▽

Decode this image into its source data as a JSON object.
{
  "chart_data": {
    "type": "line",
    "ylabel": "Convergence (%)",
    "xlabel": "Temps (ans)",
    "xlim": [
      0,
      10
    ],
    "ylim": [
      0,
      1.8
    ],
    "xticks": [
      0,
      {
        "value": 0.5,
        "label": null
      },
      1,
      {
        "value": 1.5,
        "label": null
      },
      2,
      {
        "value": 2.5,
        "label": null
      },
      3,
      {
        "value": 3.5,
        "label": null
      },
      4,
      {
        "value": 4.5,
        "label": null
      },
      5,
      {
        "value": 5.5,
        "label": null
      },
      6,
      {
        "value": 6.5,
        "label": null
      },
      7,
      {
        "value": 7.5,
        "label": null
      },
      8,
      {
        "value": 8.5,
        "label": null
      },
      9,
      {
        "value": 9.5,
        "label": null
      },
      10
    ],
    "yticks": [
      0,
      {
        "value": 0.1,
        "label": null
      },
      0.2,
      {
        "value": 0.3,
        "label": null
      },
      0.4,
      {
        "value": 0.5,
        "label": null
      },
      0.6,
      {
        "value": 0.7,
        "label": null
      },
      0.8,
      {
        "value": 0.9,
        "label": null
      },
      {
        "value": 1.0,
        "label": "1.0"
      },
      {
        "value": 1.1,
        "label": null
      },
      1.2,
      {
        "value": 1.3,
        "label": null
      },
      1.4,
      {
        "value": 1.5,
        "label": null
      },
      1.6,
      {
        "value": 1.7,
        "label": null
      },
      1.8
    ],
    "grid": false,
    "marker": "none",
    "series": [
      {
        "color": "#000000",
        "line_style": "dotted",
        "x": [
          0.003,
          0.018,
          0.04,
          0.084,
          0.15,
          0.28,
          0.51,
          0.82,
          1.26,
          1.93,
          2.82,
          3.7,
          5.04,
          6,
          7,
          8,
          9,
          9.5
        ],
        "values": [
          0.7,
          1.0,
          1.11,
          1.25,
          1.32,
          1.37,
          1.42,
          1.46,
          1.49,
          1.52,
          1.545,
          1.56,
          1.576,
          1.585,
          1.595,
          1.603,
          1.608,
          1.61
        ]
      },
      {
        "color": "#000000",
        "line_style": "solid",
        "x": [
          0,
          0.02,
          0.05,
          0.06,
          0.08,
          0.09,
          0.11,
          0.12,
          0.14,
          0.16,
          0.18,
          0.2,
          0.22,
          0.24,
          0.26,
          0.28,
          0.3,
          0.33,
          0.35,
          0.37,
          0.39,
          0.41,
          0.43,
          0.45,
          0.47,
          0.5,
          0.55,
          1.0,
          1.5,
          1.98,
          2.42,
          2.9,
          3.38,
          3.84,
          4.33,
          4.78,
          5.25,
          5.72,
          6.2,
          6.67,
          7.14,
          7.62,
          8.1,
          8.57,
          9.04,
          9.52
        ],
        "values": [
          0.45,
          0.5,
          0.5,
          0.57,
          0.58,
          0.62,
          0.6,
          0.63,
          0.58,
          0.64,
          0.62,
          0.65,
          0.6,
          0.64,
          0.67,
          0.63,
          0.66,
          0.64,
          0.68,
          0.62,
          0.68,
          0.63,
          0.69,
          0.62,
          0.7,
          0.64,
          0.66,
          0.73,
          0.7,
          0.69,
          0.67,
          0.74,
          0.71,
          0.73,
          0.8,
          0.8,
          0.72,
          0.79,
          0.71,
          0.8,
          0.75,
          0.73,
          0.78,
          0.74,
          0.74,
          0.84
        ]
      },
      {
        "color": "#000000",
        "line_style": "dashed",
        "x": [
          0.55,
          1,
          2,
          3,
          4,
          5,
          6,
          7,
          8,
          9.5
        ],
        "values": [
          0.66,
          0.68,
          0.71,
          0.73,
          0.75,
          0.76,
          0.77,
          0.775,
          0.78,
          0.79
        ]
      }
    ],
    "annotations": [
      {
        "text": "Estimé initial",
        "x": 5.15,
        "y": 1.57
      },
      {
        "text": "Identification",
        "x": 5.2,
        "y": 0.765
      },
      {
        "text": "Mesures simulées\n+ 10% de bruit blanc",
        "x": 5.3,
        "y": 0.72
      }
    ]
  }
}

△

Your task is to give the records above again, exactly.

## Task response
Decode this image into its source data as a JSON object.
{
  "chart_data": {
    "type": "line",
    "ylabel": "Convergence (%)",
    "xlabel": "Temps (ans)",
    "xlim": [
      0,
      10
    ],
    "ylim": [
      0,
      1.8
    ],
    "xticks": [
      0,
      {
        "value": 0.5,
        "label": null
      },
      1,
      {
        "value": 1.5,
        "label": null
      },
      2,
      {
        "value": 2.5,
        "label": null
      },
      3,
      {
        "value": 3.5,
        "label": null
      },
      4,
      {
        "value": 4.5,
        "label": null
      },
      5,
      {
        "value": 5.5,
        "label": null
      },
      6,
      {
        "value": 6.5,
        "label": null
      },
      7,
      {
        "value": 7.5,
        "label": null
      },
      8,
      {
        "value": 8.5,
        "label": null
      },
      9,
      {
        "value": 9.5,
        "label": null
      },
      10
    ],
    "yticks": [
      0,
      {
        "value": 0.1,
        "label": null
      },
      0.2,
      {
        "value": 0.3,
        "label": null
      },
      0.4,
      {
        "value": 0.5,
        "label": null
      },
      0.6,
      {
        "value": 0.7,
        "label": null
      },
      0.8,
      {
        "value": 0.9,
        "label": null
      },
      {
        "value": 1.0,
        "label": "1.0"
      },
      {
        "value": 1.1,
        "label": null
      },
      1.2,
      {
        "value": 1.3,
        "label": null
      },
      1.4,
      {
        "value": 1.5,
        "label": null
      },
      1.6,
      {
        "value": 1.7,
        "label": null
      },
      1.8
    ],
    "grid": false,
    "marker": "none",
    "series": [
      {
        "color": "#000000",
        "line_style": "dotted",
        "x": [
          0.003,
          0.018,
          0.04,
          0.084,
          0.15,
          0.28,
          0.51,
          0.82,
          1.26,
          1.93,
          2.82,
          3.7,
          5.04,
          6,
          7,
          8,
          9,
          9.5
        ],
        "values": [
          0.7,
          1.0,
          1.11,
          1.25,
          1.32,
          1.37,
          1.42,
          1.46,
          1.49,
          1.52,
          1.545,
          1.56,
          1.576,
          1.585,
          1.595,
          1.603,
          1.608,
          1.61
        ]
      },
      {
        "color": "#000000",
        "line_style": "solid",
        "x": [
          0,
          0.02,
          0.05,
          0.06,
          0.08,
          0.09,
          0.11,
          0.12,
          0.14,
          0.16,
          0.18,
          0.2,
          0.22,
          0.24,
          0.26,
          0.28,
          0.3,
          0.33,
          0.35,
          0.37,
          0.39,
          0.41,
          0.43,
          0.45,
          0.47,
          0.5,
          0.55,
          1.0,
          1.5,
          1.98,
          2.42,
          2.9,
          3.38,
          3.84,
          4.33,
          4.78,
          5.25,
          5.72,
          6.2,
          6.67,
          7.14,
          7.62,
          8.1,
          8.57,
          9.04,
          9.52
        ],
        "values": [
          0.45,
          0.5,
          0.5,
          0.57,
          0.58,
          0.62,
          0.6,
          0.63,
          0.58,
          0.64,
          0.62,
          0.65,
          0.6,
          0.64,
          0.67,
          0.63,
          0.66,
          0.64,
          0.68,
          0.62,
          0.68,
          0.63,
          0.69,
          0.62,
          0.7,
          0.64,
          0.66,
          0.73,
          0.7,
          0.69,
          0.67,
          0.74,
          0.71,
          0.73,
          0.8,
          0.8,
          0.72,
          0.79,
          0.71,
          0.8,
          0.75,
          0.73,
          0.78,
          0.74,
          0.74,
          0.84
        ]
      },
      {
        "color": "#000000",
        "line_style": "dashed",
        "x": [
          0.55,
          1,
          2,
          3,
          4,
          5,
          6,
          7,
          8,
          9.5
        ],
        "values": [
          0.66,
          0.68,
          0.71,
          0.73,
          0.75,
          0.76,
          0.77,
          0.775,
          0.78,
          0.79
        ]
      }
    ],
    "annotations": [
      {
        "text": "Estimé initial",
        "x": 5.15,
        "y": 1.57
      },
      {
        "text": "Identification",
        "x": 5.2,
        "y": 0.765
      },
      {
        "text": "Mesures simulées\n+ 10% de bruit blanc",
        "x": 5.3,
        "y": 0.72
      }
    ]
  }
}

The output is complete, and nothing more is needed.